(Items from a figure collection)

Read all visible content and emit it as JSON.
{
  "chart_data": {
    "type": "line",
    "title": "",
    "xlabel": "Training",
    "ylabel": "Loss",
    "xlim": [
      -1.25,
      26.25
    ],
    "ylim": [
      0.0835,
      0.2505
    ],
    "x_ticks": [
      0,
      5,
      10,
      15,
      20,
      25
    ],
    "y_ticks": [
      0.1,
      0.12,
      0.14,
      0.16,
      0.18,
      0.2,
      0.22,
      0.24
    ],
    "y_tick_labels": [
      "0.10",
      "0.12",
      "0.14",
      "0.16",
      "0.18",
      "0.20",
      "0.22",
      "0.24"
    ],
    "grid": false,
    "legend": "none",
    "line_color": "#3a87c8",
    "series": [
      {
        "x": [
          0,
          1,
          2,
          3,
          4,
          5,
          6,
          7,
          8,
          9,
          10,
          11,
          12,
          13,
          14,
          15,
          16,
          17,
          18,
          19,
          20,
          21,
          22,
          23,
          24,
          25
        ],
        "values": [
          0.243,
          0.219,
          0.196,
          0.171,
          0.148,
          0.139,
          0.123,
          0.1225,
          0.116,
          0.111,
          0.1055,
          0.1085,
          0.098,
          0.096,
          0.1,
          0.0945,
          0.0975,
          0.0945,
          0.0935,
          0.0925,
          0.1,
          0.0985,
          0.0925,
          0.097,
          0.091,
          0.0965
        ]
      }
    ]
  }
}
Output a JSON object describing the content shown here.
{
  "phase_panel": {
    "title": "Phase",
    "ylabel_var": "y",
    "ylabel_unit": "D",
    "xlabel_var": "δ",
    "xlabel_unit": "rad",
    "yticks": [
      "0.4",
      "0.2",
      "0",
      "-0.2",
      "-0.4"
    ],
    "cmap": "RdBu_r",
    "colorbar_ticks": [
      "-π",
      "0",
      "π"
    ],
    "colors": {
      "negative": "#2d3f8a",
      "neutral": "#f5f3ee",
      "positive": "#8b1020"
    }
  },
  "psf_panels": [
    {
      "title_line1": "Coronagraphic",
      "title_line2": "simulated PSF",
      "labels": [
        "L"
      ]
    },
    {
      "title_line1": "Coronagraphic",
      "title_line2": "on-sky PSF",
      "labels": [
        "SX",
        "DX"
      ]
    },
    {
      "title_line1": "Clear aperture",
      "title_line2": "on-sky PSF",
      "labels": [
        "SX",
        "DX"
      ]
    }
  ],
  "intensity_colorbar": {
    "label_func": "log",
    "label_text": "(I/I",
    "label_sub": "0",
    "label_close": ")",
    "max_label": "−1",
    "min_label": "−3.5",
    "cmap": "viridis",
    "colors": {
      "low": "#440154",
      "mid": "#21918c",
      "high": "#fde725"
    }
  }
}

__Directive__: All of the data needs to be printed once more, exactly.

__Exercise result__:
Read all visible content and emit it as JSON.
{
  "chart_data": {
    "type": "line",
    "title": "",
    "xlabel": "Training",
    "ylabel": "Loss",
    "xlim": [
      -1.25,
      26.25
    ],
    "ylim": [
      0.0835,
      0.2505
    ],
    "x_ticks": [
      0,
      5,
      10,
      15,
      20,
      25
    ],
    "y_ticks": [
      0.1,
      0.12,
      0.14,
      0.16,
      0.18,
      0.2,
      0.22,
      0.24
    ],
    "y_tick_labels": [
      "0.10",
      "0.12",
      "0.14",
      "0.16",
      "0.18",
      "0.20",
      "0.22",
      "0.24"
    ],
    "grid": false,
    "legend": "none",
    "line_color": "#3a87c8",
    "series": [
      {
        "x": [
          0,
          1,
          2,
          3,
          4,
          5,
          6,
          7,
          8,
          9,
          10,
          11,
          12,
          13,
          14,
          15,
          16,
          17,
          18,
          19,
          20,
          21,
          22,
          23,
          24,
          25
        ],
        "values": [
          0.243,
          0.219,
          0.196,
          0.171,
          0.148,
          0.139,
          0.123,
          0.1225,
          0.116,
          0.111,
          0.1055,
          0.1085,
          0.098,
          0.096,
          0.1,
          0.0945,
          0.0975,
          0.0945,
          0.0935,
          0.0925,
          0.1,
          0.0985,
          0.0925,
          0.097,
          0.091,
          0.0965
        ]
      }
    ]
  }
}
Output a JSON object describing the content shown here.
{
  "phase_panel": {
    "title": "Phase",
    "ylabel_var": "y",
    "ylabel_unit": "D",
    "xlabel_var": "δ",
    "xlabel_unit": "rad",
    "yticks": [
      "0.4",
      "0.2",
      "0",
      "-0.2",
      "-0.4"
    ],
    "cmap": "RdBu_r",
    "colorbar_ticks": [
      "-π",
      "0",
      "π"
    ],
    "colors": {
      "negative": "#2d3f8a",
      "neutral": "#f5f3ee",
      "positive": "#8b1020"
    }
  },
  "psf_panels": [
    {
      "title_line1": "Coronagraphic",
      "title_line2": "simulated PSF",
      "labels": [
        "L"
      ]
    },
    {
      "title_line1": "Coronagraphic",
      "title_line2": "on-sky PSF",
      "labels": [
        "SX",
        "DX"
      ]
    },
    {
      "title_line1": "Clear aperture",
      "title_line2": "on-sky PSF",
      "labels": [
        "SX",
        "DX"
      ]
    }
  ],
  "intensity_colorbar": {
    "label_func": "log",
    "label_text": "(I/I",
    "label_sub": "0",
    "label_close": ")",
    "max_label": "−1",
    "min_label": "−3.5",
    "cmap": "viridis",
    "colors": {
      "low": "#440154",
      "mid": "#21918c",
      "high": "#fde725"
    }
  }
}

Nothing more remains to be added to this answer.